▸ **Stated problem**: Print each line exactly as it is given.

▸ **Provided data**:
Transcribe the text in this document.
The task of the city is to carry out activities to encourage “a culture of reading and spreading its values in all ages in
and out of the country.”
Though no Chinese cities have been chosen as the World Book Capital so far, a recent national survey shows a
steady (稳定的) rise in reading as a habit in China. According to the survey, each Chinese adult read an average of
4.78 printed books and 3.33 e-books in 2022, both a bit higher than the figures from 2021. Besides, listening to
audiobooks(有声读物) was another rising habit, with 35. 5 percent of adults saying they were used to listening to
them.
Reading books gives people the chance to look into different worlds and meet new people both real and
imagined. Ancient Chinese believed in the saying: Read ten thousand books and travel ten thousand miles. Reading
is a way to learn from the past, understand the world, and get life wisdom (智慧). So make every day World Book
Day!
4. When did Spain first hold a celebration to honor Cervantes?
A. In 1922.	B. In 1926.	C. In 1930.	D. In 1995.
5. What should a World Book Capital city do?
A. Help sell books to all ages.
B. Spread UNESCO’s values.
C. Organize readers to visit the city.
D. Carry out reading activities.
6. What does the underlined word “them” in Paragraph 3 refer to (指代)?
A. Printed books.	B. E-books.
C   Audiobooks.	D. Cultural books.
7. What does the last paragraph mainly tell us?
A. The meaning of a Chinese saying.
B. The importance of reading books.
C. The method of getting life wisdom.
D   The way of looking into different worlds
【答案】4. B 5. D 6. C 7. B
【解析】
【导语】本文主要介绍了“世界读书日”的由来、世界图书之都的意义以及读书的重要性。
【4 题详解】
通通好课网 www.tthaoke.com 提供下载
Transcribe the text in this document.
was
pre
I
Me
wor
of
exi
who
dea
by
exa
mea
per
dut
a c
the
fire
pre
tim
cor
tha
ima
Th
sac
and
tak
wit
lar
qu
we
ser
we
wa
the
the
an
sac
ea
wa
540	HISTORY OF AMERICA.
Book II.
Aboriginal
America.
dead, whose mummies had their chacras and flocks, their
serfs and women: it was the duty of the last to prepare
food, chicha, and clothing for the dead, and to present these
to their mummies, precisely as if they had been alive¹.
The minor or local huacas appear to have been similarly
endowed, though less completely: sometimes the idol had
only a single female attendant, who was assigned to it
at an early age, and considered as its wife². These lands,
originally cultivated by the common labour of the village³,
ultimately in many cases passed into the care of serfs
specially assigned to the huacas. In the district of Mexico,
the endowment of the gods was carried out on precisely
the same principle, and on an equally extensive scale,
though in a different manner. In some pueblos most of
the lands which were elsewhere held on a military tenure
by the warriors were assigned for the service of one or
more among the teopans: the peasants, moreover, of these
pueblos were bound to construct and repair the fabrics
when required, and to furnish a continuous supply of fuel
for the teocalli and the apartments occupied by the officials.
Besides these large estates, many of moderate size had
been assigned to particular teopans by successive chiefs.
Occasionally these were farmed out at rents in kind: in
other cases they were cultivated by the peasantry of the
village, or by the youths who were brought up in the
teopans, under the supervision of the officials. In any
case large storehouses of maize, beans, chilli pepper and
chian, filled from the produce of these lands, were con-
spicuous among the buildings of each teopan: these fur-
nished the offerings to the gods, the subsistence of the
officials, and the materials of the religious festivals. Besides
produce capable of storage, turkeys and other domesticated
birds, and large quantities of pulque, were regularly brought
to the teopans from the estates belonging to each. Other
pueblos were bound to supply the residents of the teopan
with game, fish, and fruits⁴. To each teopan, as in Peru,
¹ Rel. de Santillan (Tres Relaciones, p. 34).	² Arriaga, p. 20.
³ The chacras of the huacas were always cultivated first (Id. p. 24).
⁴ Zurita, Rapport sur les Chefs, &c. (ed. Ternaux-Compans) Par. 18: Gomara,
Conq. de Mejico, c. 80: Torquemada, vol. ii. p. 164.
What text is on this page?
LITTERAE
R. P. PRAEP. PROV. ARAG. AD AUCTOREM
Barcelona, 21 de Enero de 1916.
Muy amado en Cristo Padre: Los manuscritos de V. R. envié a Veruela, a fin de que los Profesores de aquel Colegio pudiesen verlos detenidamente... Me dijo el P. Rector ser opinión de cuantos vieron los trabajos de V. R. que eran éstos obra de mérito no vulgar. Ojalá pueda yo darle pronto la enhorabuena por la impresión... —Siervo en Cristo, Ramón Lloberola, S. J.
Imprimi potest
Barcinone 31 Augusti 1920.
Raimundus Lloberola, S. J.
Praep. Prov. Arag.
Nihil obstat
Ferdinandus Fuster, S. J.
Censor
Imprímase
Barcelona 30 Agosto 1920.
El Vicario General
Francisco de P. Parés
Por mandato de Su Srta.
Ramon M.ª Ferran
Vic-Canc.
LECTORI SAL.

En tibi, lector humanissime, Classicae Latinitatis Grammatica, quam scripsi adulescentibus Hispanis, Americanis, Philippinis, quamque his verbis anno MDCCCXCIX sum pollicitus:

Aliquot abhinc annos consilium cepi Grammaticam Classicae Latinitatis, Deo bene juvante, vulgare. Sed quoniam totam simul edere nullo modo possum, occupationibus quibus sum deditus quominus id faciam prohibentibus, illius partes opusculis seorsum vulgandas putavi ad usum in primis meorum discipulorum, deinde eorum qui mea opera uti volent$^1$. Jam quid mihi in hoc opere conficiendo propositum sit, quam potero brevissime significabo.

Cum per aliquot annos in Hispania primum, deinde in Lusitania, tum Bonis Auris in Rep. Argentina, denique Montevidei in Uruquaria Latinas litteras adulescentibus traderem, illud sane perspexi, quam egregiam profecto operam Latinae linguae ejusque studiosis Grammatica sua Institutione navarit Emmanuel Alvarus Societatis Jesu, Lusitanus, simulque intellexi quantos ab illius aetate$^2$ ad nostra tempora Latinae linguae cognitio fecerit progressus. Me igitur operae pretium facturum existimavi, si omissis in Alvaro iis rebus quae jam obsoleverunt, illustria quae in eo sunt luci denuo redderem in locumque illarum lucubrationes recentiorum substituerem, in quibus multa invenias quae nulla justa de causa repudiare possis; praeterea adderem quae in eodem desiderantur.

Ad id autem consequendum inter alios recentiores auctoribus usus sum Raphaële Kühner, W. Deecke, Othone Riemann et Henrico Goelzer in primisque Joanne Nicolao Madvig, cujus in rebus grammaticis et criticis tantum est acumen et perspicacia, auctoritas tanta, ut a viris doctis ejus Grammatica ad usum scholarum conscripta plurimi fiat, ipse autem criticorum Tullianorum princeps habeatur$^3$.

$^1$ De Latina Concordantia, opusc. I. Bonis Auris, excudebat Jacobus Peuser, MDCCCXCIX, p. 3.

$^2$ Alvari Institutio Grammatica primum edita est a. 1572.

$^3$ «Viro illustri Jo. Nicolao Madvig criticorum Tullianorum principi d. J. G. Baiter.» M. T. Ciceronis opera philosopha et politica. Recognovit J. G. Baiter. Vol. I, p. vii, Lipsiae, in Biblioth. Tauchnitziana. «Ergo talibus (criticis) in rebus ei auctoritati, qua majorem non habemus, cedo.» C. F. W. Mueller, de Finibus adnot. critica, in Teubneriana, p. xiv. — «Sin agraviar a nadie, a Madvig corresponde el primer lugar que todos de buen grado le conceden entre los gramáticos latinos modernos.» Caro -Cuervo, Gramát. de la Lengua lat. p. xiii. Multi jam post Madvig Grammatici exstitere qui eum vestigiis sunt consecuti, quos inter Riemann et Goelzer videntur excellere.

▸ **Response below**:
Transcribe the text in this document.
The task of the city is to carry out activities to encourage “a culture of reading and spreading its values in all ages in
and out of the country.”
Though no Chinese cities have been chosen as the World Book Capital so far, a recent national survey shows a
steady (稳定的) rise in reading as a habit in China. According to the survey, each Chinese adult read an average of
4.78 printed books and 3.33 e-books in 2022, both a bit higher than the figures from 2021. Besides, listening to
audiobooks(有声读物) was another rising habit, with 35. 5 percent of adults saying they were used to listening to
them.
Reading books gives people the chance to look into different worlds and meet new people both real and
imagined. Ancient Chinese believed in the saying: Read ten thousand books and travel ten thousand miles. Reading
is a way to learn from the past, understand the world, and get life wisdom (智慧). So make every day World Book
Day!
4. When did Spain first hold a celebration to honor Cervantes?
A. In 1922.	B. In 1926.	C. In 1930.	D. In 1995.
5. What should a World Book Capital city do?
A. Help sell books to all ages.
B. Spread UNESCO’s values.
C. Organize readers to visit the city.
D. Carry out reading activities.
6. What does the underlined word “them” in Paragraph 3 refer to (指代)?
A. Printed books.	B. E-books.
C   Audiobooks.	D. Cultural books.
7. What does the last paragraph mainly tell us?
A. The meaning of a Chinese saying.
B. The importance of reading books.
C. The method of getting life wisdom.
D   The way of looking into different worlds
【答案】4. B 5. D 6. C 7. B
【解析】
【导语】本文主要介绍了“世界读书日”的由来、世界图书之都的意义以及读书的重要性。
【4 题详解】
通通好课网 www.tthaoke.com 提供下载
Transcribe the text in this document.
was
pre
I
Me
wor
of
exi
who
dea
by
exa
mea
per
dut
a c
the
fire
pre
tim
cor
tha
ima
Th
sac
and
tak
wit
lar
qu
we
ser
we
wa
the
the
an
sac
ea
wa
540	HISTORY OF AMERICA.
Book II.
Aboriginal
America.
dead, whose mummies had their chacras and flocks, their
serfs and women: it was the duty of the last to prepare
food, chicha, and clothing for the dead, and to present these
to their mummies, precisely as if they had been alive¹.
The minor or local huacas appear to have been similarly
endowed, though less completely: sometimes the idol had
only a single female attendant, who was assigned to it
at an early age, and considered as its wife². These lands,
originally cultivated by the common labour of the village³,
ultimately in many cases passed into the care of serfs
specially assigned to the huacas. In the district of Mexico,
the endowment of the gods was carried out on precisely
the same principle, and on an equally extensive scale,
though in a different manner. In some pueblos most of
the lands which were elsewhere held on a military tenure
by the warriors were assigned for the service of one or
more among the teopans: the peasants, moreover, of these
pueblos were bound to construct and repair the fabrics
when required, and to furnish a continuous supply of fuel
for the teocalli and the apartments occupied by the officials.
Besides these large estates, many of moderate size had
been assigned to particular teopans by successive chiefs.
Occasionally these were farmed out at rents in kind: in
other cases they were cultivated by the peasantry of the
village, or by the youths who were brought up in the
teopans, under the supervision of the officials. In any
case large storehouses of maize, beans, chilli pepper and
chian, filled from the produce of these lands, were con-
spicuous among the buildings of each teopan: these fur-
nished the offerings to the gods, the subsistence of the
officials, and the materials of the religious festivals. Besides
produce capable of storage, turkeys and other domesticated
birds, and large quantities of pulque, were regularly brought
to the teopans from the estates belonging to each. Other
pueblos were bound to supply the residents of the teopan
with game, fish, and fruits⁴. To each teopan, as in Peru,
¹ Rel. de Santillan (Tres Relaciones, p. 34).	² Arriaga, p. 20.
³ The chacras of the huacas were always cultivated first (Id. p. 24).
⁴ Zurita, Rapport sur les Chefs, &c. (ed. Ternaux-Compans) Par. 18: Gomara,
Conq. de Mejico, c. 80: Torquemada, vol. ii. p. 164.
What text is on this page?
LITTERAE
R. P. PRAEP. PROV. ARAG. AD AUCTOREM
Barcelona, 21 de Enero de 1916.
Muy amado en Cristo Padre: Los manuscritos de V. R. envié a Veruela, a fin de que los Profesores de aquel Colegio pudiesen verlos detenidamente... Me dijo el P. Rector ser opinión de cuantos vieron los trabajos de V. R. que eran éstos obra de mérito no vulgar. Ojalá pueda yo darle pronto la enhorabuena por la impresión... —Siervo en Cristo, Ramón Lloberola, S. J.
Imprimi potest
Barcinone 31 Augusti 1920.
Raimundus Lloberola, S. J.
Praep. Prov. Arag.
Nihil obstat
Ferdinandus Fuster, S. J.
Censor
Imprímase
Barcelona 30 Agosto 1920.
El Vicario General
Francisco de P. Parés
Por mandato de Su Srta.
Ramon M.ª Ferran
Vic-Canc.
LECTORI SAL.

En tibi, lector humanissime, Classicae Latinitatis Grammatica, quam scripsi adulescentibus Hispanis, Americanis, Philippinis, quamque his verbis anno MDCCCXCIX sum pollicitus:

Aliquot abhinc annos consilium cepi Grammaticam Classicae Latinitatis, Deo bene juvante, vulgare. Sed quoniam totam simul edere nullo modo possum, occupationibus quibus sum deditus quominus id faciam prohibentibus, illius partes opusculis seorsum vulgandas putavi ad usum in primis meorum discipulorum, deinde eorum qui mea opera uti volent$^1$. Jam quid mihi in hoc opere conficiendo propositum sit, quam potero brevissime significabo.

Cum per aliquot annos in Hispania primum, deinde in Lusitania, tum Bonis Auris in Rep. Argentina, denique Montevidei in Uruquaria Latinas litteras adulescentibus traderem, illud sane perspexi, quam egregiam profecto operam Latinae linguae ejusque studiosis Grammatica sua Institutione navarit Emmanuel Alvarus Societatis Jesu, Lusitanus, simulque intellexi quantos ab illius aetate$^2$ ad nostra tempora Latinae linguae cognitio fecerit progressus. Me igitur operae pretium facturum existimavi, si omissis in Alvaro iis rebus quae jam obsoleverunt, illustria quae in eo sunt luci denuo redderem in locumque illarum lucubrationes recentiorum substituerem, in quibus multa invenias quae nulla justa de causa repudiare possis; praeterea adderem quae in eodem desiderantur.

Ad id autem consequendum inter alios recentiores auctoribus usus sum Raphaële Kühner, W. Deecke, Othone Riemann et Henrico Goelzer in primisque Joanne Nicolao Madvig, cujus in rebus grammaticis et criticis tantum est acumen et perspicacia, auctoritas tanta, ut a viris doctis ejus Grammatica ad usum scholarum conscripta plurimi fiat, ipse autem criticorum Tullianorum princeps habeatur$^3$.

$^1$ De Latina Concordantia, opusc. I. Bonis Auris, excudebat Jacobus Peuser, MDCCCXCIX, p. 3.

$^2$ Alvari Institutio Grammatica primum edita est a. 1572.

$^3$ «Viro illustri Jo. Nicolao Madvig criticorum Tullianorum principi d. J. G. Baiter.» M. T. Ciceronis opera philosopha et politica. Recognovit J. G. Baiter. Vol. I, p. vii, Lipsiae, in Biblioth. Tauchnitziana. «Ergo talibus (criticis) in rebus ei auctoritati, qua majorem non habemus, cedo.» C. F. W. Mueller, de Finibus adnot. critica, in Teubneriana, p. xiv. — «Sin agraviar a nadie, a Madvig corresponde el primer lugar que todos de buen grado le conceden entre los gramáticos latinos modernos.» Caro -Cuervo, Gramát. de la Lengua lat. p. xiii. Multi jam post Madvig Grammatici exstitere qui eum vestigiis sunt consecuti, quos inter Riemann et Goelzer videntur excellere.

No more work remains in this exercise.